[Task objective]: Each line of the material must be repeated precisely, with the pictures left out.

[Provided records]:
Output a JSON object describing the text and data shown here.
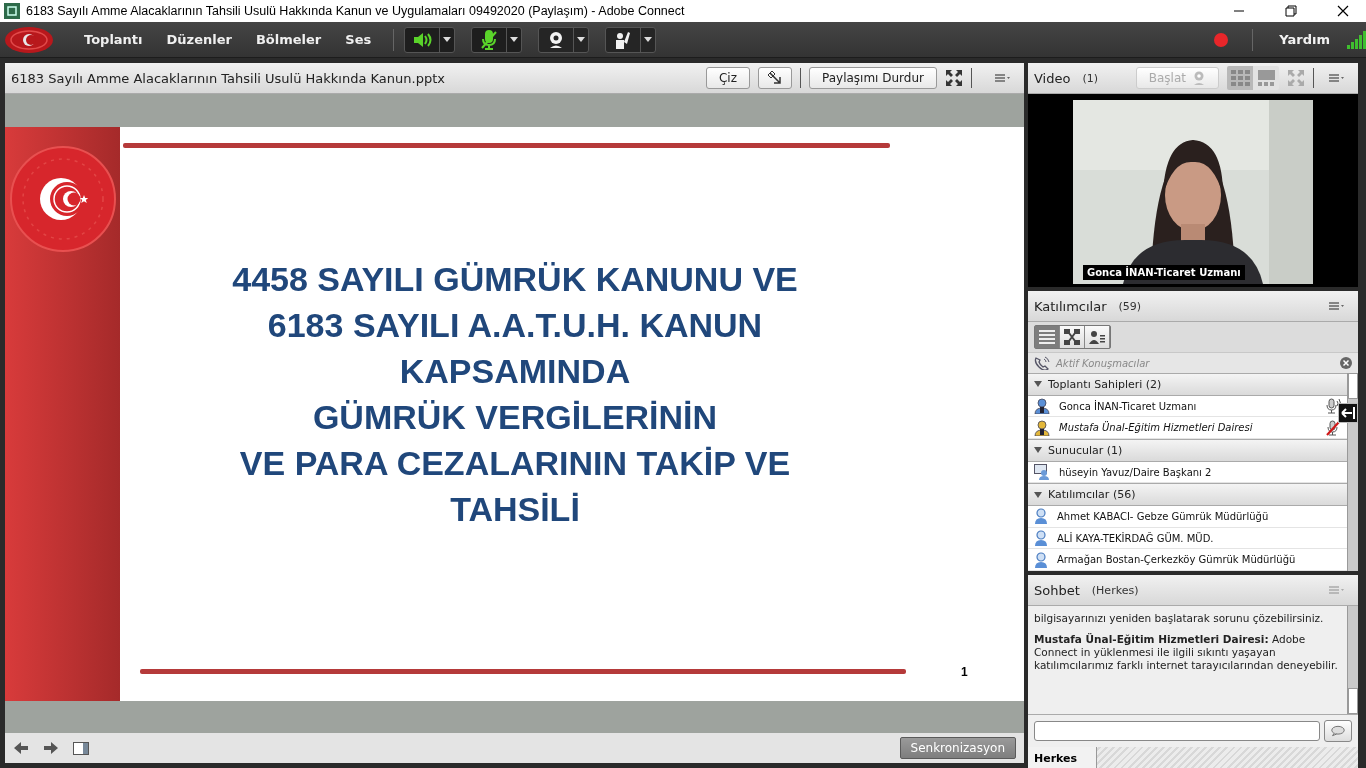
{
  "window": {
    "title": "6183 Sayılı Amme Alacaklarının Tahsili Usulü Hakkında Kanun ve Uygulamaları 09492020 (Paylaşım) - Adobe Connect"
  },
  "menu_bar": {
    "items": [
      "Toplantı",
      "Düzenler",
      "Bölmeler",
      "Ses"
    ],
    "tools": [
      {
        "kind": "speaker",
        "on": true
      },
      {
        "kind": "microphone",
        "on": true
      },
      {
        "kind": "camera",
        "on": false
      },
      {
        "kind": "hand",
        "on": false
      }
    ],
    "recording": true,
    "help": "Yardım"
  },
  "share_pod": {
    "title": "6183 Sayılı Amme Alacaklarının Tahsili Usulü Hakkında Kanun.pptx",
    "draw_button": "Çiz",
    "stop_button": "Paylaşımı Durdur",
    "slide": {
      "heading": [
        "4458 SAYILI GÜMRÜK KANUNU VE",
        "6183 SAYILI A.A.T.U.H. KANUN",
        "KAPSAMINDA",
        "GÜMRÜK VERGİLERİNİN",
        "VE PARA CEZALARININ TAKİP VE",
        "TAHSİLİ"
      ],
      "page": "1"
    },
    "sync_button": "Senkronizasyon"
  },
  "video_pod": {
    "title": "Video",
    "count": "(1)",
    "start_button": {
      "label": "Başlat",
      "disabled": true
    },
    "layouts": [
      {
        "kind": "grid",
        "selected": true
      },
      {
        "kind": "filmstrip",
        "selected": false
      }
    ],
    "stream": {
      "kind": "picture",
      "caption": "Gonca İNAN-Ticaret Uzmanı"
    }
  },
  "attendee_pod": {
    "title": "Katılımcılar",
    "count": "(59)",
    "views": [
      {
        "kind": "list",
        "selected": true
      },
      {
        "kind": "breakout",
        "selected": false
      },
      {
        "kind": "status",
        "selected": false
      }
    ],
    "active_speakers": "Aktif Konuşmacılar",
    "groups": [
      {
        "name": "Toplantı Sahipleri (2)",
        "expanded": true,
        "members": [
          {
            "name": "Gonca İNAN-Ticaret Uzmanı",
            "kind": "host",
            "self": false,
            "mic": {
              "kind": "speaking"
            }
          },
          {
            "name": "Mustafa Ünal-Eğitim Hizmetleri Dairesi",
            "kind": "host",
            "self": true,
            "mic": {
              "kind": "muted"
            }
          }
        ]
      },
      {
        "name": "Sunucular (1)",
        "expanded": true,
        "members": [
          {
            "name": "hüseyin Yavuz/Daire Başkanı 2",
            "kind": "presenter",
            "self": false
          }
        ]
      },
      {
        "name": "Katılımcılar (56)",
        "expanded": true,
        "members": [
          {
            "name": "Ahmet KABACI- Gebze Gümrük Müdürlüğü",
            "kind": "participant",
            "self": false
          },
          {
            "name": "ALİ KAYA-TEKİRDAĞ GÜM. MÜD.",
            "kind": "participant",
            "self": false
          },
          {
            "name": "Armağan Bostan-Çerkezköy Gümrük Müdürlüğü",
            "kind": "participant",
            "self": false
          }
        ]
      }
    ]
  },
  "chat_pod": {
    "title": "Sohbet",
    "scope": "(Herkes)",
    "messages": [
      "bilgisayarınızı yeniden başlatarak sorunu çözebilirsiniz.",
      "**Mustafa Ünal-Eğitim Hizmetleri Dairesi:** Adobe Connect in yüklenmesi ile ilgili sıkıntı yaşayan katılımcılarımız farklı internet tarayıcılarından deneyebilir."
    ],
    "tabs": [
      {
        "label": "Herkes",
        "selected": true
      }
    ]
  }
}
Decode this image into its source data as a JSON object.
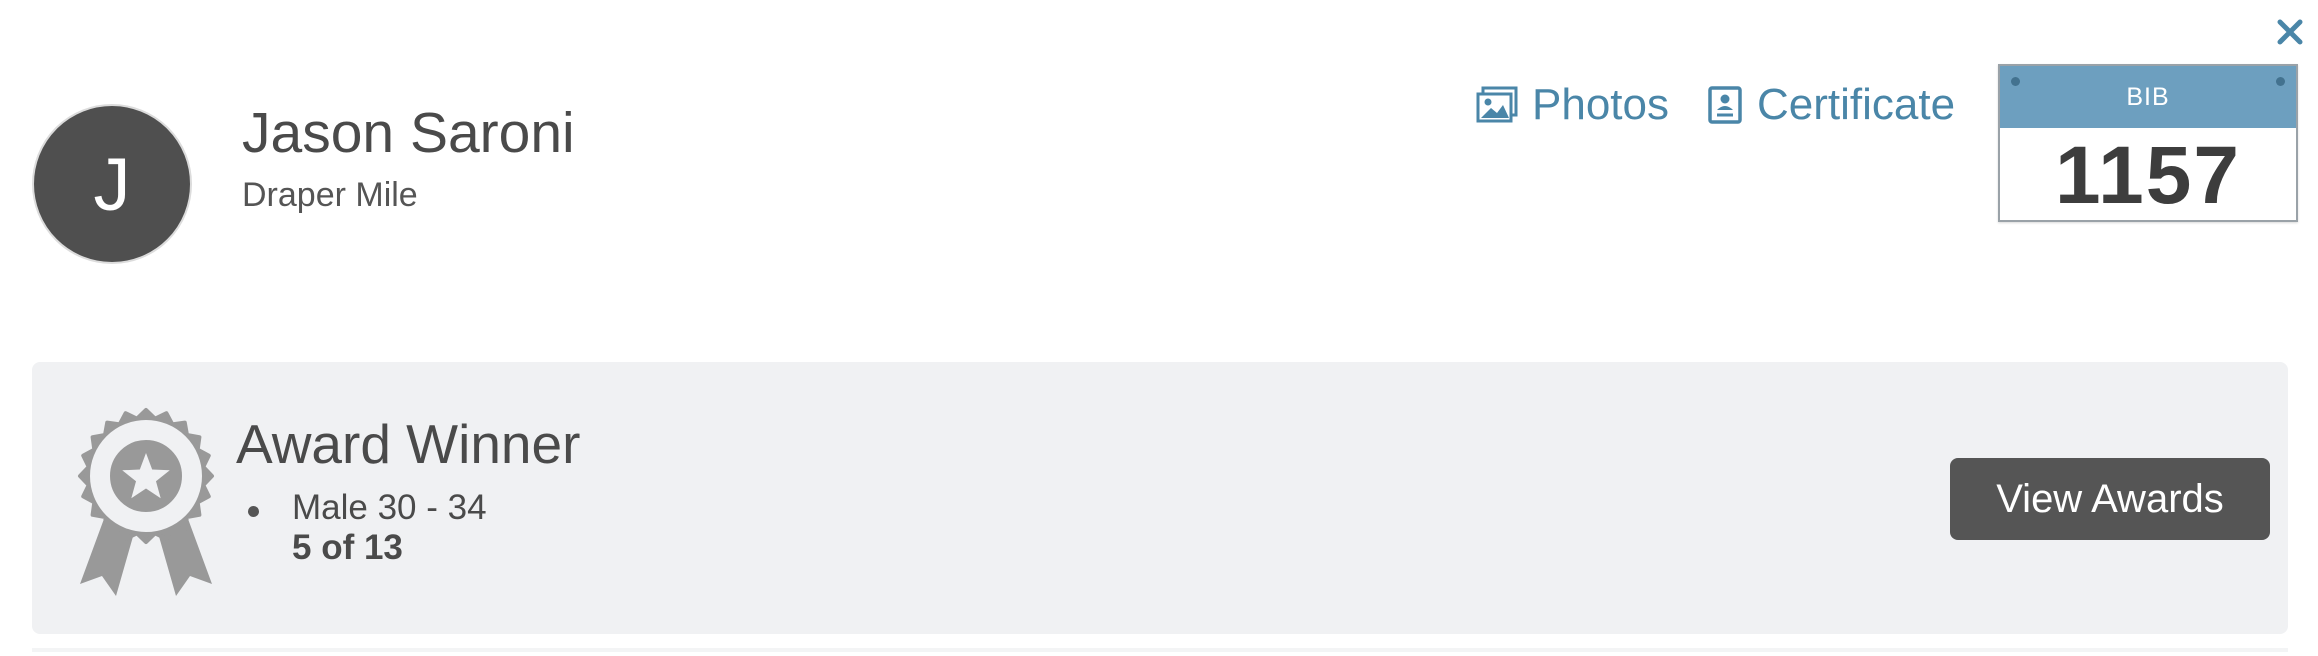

[Solution to the problem]:
Output a JSON object describing the text and data shown here.
{
  "window": {
    "title": "6183 Sayılı Amme Alacaklarının Tahsili Usulü Hakkında Kanun ve Uygulamaları 09492020 (Paylaşım) - Adobe Connect"
  },
  "menu_bar": {
    "items": [
      "Toplantı",
      "Düzenler",
      "Bölmeler",
      "Ses"
    ],
    "tools": [
      {
        "kind": "speaker",
        "on": true
      },
      {
        "kind": "microphone",
        "on": true
      },
      {
        "kind": "camera",
        "on": false
      },
      {
        "kind": "hand",
        "on": false
      }
    ],
    "recording": true,
    "help": "Yardım"
  },
  "share_pod": {
    "title": "6183 Sayılı Amme Alacaklarının Tahsili Usulü Hakkında Kanun.pptx",
    "draw_button": "Çiz",
    "stop_button": "Paylaşımı Durdur",
    "slide": {
      "heading": [
        "4458 SAYILI GÜMRÜK KANUNU VE",
        "6183 SAYILI A.A.T.U.H. KANUN",
        "KAPSAMINDA",
        "GÜMRÜK VERGİLERİNİN",
        "VE PARA CEZALARININ TAKİP VE",
        "TAHSİLİ"
      ],
      "page": "1"
    },
    "sync_button": "Senkronizasyon"
  },
  "video_pod": {
    "title": "Video",
    "count": "(1)",
    "start_button": {
      "label": "Başlat",
      "disabled": true
    },
    "layouts": [
      {
        "kind": "grid",
        "selected": true
      },
      {
        "kind": "filmstrip",
        "selected": false
      }
    ],
    "stream": {
      "kind": "picture",
      "caption": "Gonca İNAN-Ticaret Uzmanı"
    }
  },
  "attendee_pod": {
    "title": "Katılımcılar",
    "count": "(59)",
    "views": [
      {
        "kind": "list",
        "selected": true
      },
      {
        "kind": "breakout",
        "selected": false
      },
      {
        "kind": "status",
        "selected": false
      }
    ],
    "active_speakers": "Aktif Konuşmacılar",
    "groups": [
      {
        "name": "Toplantı Sahipleri (2)",
        "expanded": true,
        "members": [
          {
            "name": "Gonca İNAN-Ticaret Uzmanı",
            "kind": "host",
            "self": false,
            "mic": {
              "kind": "speaking"
            }
          },
          {
            "name": "Mustafa Ünal-Eğitim Hizmetleri Dairesi",
            "kind": "host",
            "self": true,
            "mic": {
              "kind": "muted"
            }
          }
        ]
      },
      {
        "name": "Sunucular (1)",
        "expanded": true,
        "members": [
          {
            "name": "hüseyin Yavuz/Daire Başkanı 2",
            "kind": "presenter",
            "self": false
          }
        ]
      },
      {
        "name": "Katılımcılar (56)",
        "expanded": true,
        "members": [
          {
            "name": "Ahmet KABACI- Gebze Gümrük Müdürlüğü",
            "kind": "participant",
            "self": false
          },
          {
            "name": "ALİ KAYA-TEKİRDAĞ GÜM. MÜD.",
            "kind": "participant",
            "self": false
          },
          {
            "name": "Armağan Bostan-Çerkezköy Gümrük Müdürlüğü",
            "kind": "participant",
            "self": false
          }
        ]
      }
    ]
  },
  "chat_pod": {
    "title": "Sohbet",
    "scope": "(Herkes)",
    "messages": [
      "bilgisayarınızı yeniden başlatarak sorunu çözebilirsiniz.",
      "**Mustafa Ünal-Eğitim Hizmetleri Dairesi:** Adobe Connect in yüklenmesi ile ilgili sıkıntı yaşayan katılımcılarımız farklı internet tarayıcılarından deneyebilir."
    ],
    "tabs": [
      {
        "label": "Herkes",
        "selected": true
      }
    ]
  }
}
Decode this image into its source data as a JSON object.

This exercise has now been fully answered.